▸ **Task input**
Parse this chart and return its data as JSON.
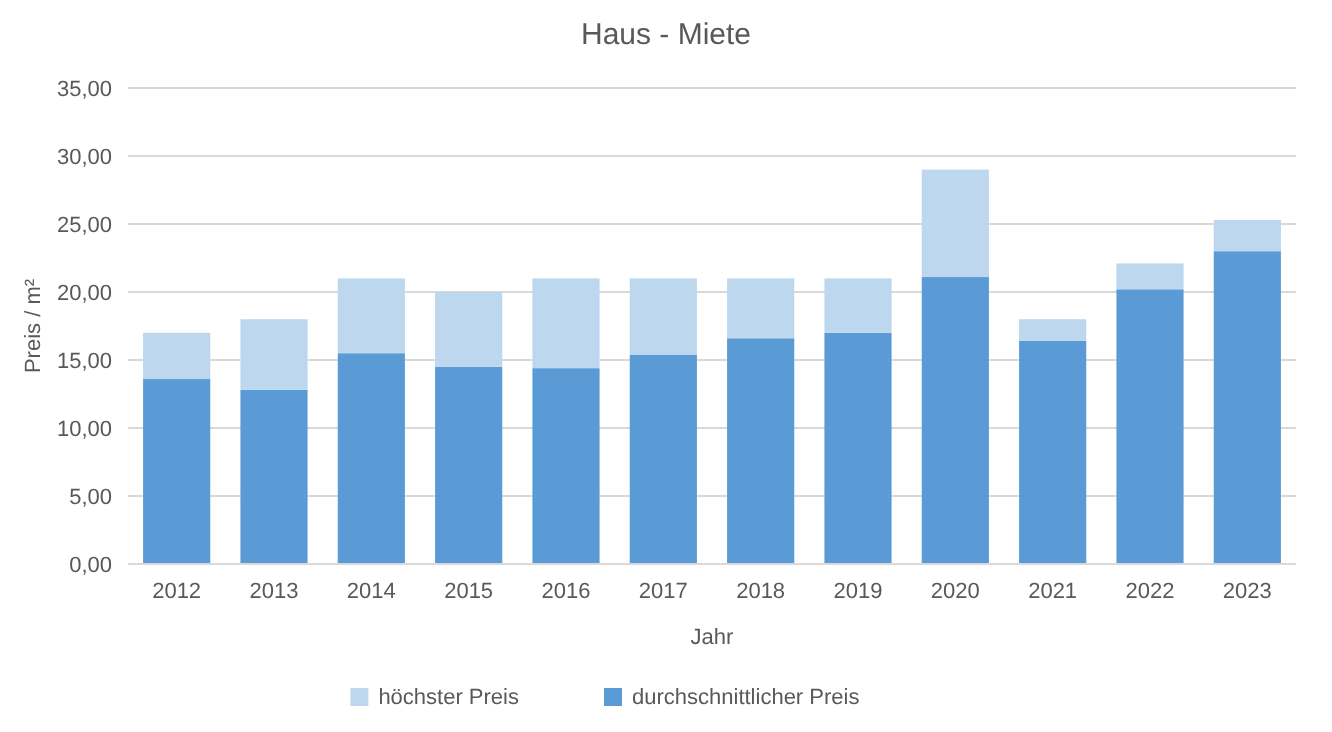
{
  "chart_data": {
    "type": "bar",
    "title": "Haus - Miete",
    "xlabel": "Jahr",
    "ylabel": "Preis / m²",
    "categories": [
      "2012",
      "2013",
      "2014",
      "2015",
      "2016",
      "2017",
      "2018",
      "2019",
      "2020",
      "2021",
      "2022",
      "2023"
    ],
    "series": [
      {
        "name": "durchschnittlicher Preis",
        "color": "#5b9bd5",
        "values": [
          13.6,
          12.8,
          15.5,
          14.5,
          14.4,
          15.4,
          16.6,
          17.0,
          21.1,
          16.4,
          20.2,
          23.0
        ]
      },
      {
        "name": "höchster Preis",
        "color": "#bdd7ee",
        "values": [
          3.4,
          5.2,
          5.5,
          5.5,
          6.6,
          5.6,
          4.4,
          4.0,
          7.9,
          1.6,
          1.9,
          2.3
        ]
      }
    ],
    "stacked": true,
    "ylim": [
      0,
      35
    ],
    "yticks": [
      {
        "value": 0,
        "label": "0,00"
      },
      {
        "value": 5,
        "label": "5,00"
      },
      {
        "value": 10,
        "label": "10,00"
      },
      {
        "value": 15,
        "label": "15,00"
      },
      {
        "value": 20,
        "label": "20,00"
      },
      {
        "value": 25,
        "label": "25,00"
      },
      {
        "value": 30,
        "label": "30,00"
      },
      {
        "value": 35,
        "label": "35,00"
      }
    ],
    "grid": "y",
    "legend": "bottom"
  }
}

▸ **Task details**
Copy every record character for character. Skip the pictures.

▸ **Task response**
Parse this chart and return its data as JSON.
{
  "chart_data": {
    "type": "bar",
    "title": "Haus - Miete",
    "xlabel": "Jahr",
    "ylabel": "Preis / m²",
    "categories": [
      "2012",
      "2013",
      "2014",
      "2015",
      "2016",
      "2017",
      "2018",
      "2019",
      "2020",
      "2021",
      "2022",
      "2023"
    ],
    "series": [
      {
        "name": "durchschnittlicher Preis",
        "color": "#5b9bd5",
        "values": [
          13.6,
          12.8,
          15.5,
          14.5,
          14.4,
          15.4,
          16.6,
          17.0,
          21.1,
          16.4,
          20.2,
          23.0
        ]
      },
      {
        "name": "höchster Preis",
        "color": "#bdd7ee",
        "values": [
          3.4,
          5.2,
          5.5,
          5.5,
          6.6,
          5.6,
          4.4,
          4.0,
          7.9,
          1.6,
          1.9,
          2.3
        ]
      }
    ],
    "stacked": true,
    "ylim": [
      0,
      35
    ],
    "yticks": [
      {
        "value": 0,
        "label": "0,00"
      },
      {
        "value": 5,
        "label": "5,00"
      },
      {
        "value": 10,
        "label": "10,00"
      },
      {
        "value": 15,
        "label": "15,00"
      },
      {
        "value": 20,
        "label": "20,00"
      },
      {
        "value": 25,
        "label": "25,00"
      },
      {
        "value": 30,
        "label": "30,00"
      },
      {
        "value": 35,
        "label": "35,00"
      }
    ],
    "grid": "y",
    "legend": "bottom"
  }
}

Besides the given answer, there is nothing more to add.